*AIM:* Scan the lines below; pull out those with "Muslims".

[Rows from a dataset]

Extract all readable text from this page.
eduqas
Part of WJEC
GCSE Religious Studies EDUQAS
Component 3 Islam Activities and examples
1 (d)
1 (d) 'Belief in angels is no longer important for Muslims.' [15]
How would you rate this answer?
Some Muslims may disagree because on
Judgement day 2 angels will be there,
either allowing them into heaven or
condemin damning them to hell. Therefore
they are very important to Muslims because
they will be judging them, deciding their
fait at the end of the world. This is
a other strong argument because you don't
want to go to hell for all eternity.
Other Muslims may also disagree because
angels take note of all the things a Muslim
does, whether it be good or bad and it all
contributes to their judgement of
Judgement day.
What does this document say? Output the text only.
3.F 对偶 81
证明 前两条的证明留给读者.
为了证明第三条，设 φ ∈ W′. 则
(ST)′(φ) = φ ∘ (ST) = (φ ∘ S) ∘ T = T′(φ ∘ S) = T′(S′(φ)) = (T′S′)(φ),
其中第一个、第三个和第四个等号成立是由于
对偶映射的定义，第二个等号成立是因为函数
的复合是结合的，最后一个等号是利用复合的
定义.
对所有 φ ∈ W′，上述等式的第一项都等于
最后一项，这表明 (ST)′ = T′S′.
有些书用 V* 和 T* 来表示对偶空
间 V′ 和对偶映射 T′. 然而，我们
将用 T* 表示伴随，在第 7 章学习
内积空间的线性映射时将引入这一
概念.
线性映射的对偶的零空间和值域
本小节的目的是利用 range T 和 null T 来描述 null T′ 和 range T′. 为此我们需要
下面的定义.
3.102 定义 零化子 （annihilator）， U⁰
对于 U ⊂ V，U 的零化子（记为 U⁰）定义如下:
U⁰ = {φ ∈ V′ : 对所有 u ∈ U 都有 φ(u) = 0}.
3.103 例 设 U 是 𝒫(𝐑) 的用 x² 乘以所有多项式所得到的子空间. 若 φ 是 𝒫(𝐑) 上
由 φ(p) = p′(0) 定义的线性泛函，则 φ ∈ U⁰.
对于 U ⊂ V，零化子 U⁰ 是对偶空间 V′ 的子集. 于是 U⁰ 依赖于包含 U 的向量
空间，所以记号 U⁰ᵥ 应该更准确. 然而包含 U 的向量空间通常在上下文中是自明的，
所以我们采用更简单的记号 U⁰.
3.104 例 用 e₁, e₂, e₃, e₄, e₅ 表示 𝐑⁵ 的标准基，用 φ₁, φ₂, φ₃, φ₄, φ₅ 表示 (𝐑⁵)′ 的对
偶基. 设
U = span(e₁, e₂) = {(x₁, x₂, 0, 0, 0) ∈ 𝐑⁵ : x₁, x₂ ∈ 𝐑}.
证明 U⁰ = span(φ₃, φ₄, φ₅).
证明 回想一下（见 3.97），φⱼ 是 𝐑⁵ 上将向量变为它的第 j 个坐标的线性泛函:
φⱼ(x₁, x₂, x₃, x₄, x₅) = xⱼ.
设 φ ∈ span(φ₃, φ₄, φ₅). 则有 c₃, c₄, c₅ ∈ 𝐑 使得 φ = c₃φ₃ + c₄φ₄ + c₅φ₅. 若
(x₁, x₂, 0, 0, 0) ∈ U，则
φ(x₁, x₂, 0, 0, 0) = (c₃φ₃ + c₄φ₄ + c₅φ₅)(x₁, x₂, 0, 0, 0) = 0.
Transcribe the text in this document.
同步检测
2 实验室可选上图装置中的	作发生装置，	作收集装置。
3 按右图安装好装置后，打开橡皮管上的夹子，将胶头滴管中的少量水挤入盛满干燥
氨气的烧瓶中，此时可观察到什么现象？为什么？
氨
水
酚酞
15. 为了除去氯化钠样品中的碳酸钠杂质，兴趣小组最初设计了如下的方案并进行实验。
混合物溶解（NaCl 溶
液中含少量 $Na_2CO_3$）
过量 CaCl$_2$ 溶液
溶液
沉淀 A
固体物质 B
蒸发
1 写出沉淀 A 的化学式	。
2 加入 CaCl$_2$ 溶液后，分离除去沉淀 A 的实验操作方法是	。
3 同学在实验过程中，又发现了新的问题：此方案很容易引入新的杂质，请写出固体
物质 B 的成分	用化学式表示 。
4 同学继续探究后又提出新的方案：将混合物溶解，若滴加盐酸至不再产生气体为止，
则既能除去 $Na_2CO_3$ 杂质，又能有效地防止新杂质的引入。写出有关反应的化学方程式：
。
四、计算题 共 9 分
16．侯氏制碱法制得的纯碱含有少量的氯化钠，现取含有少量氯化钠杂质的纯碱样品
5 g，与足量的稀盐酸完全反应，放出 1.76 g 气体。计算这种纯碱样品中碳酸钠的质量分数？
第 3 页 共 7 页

*TASK RESULT:*
1 (d) 'Belief in angels is no longer important for Muslims.' [15]
Some Muslims may disagree because on
they are very important to Muslims because
Other Muslims may also disagree because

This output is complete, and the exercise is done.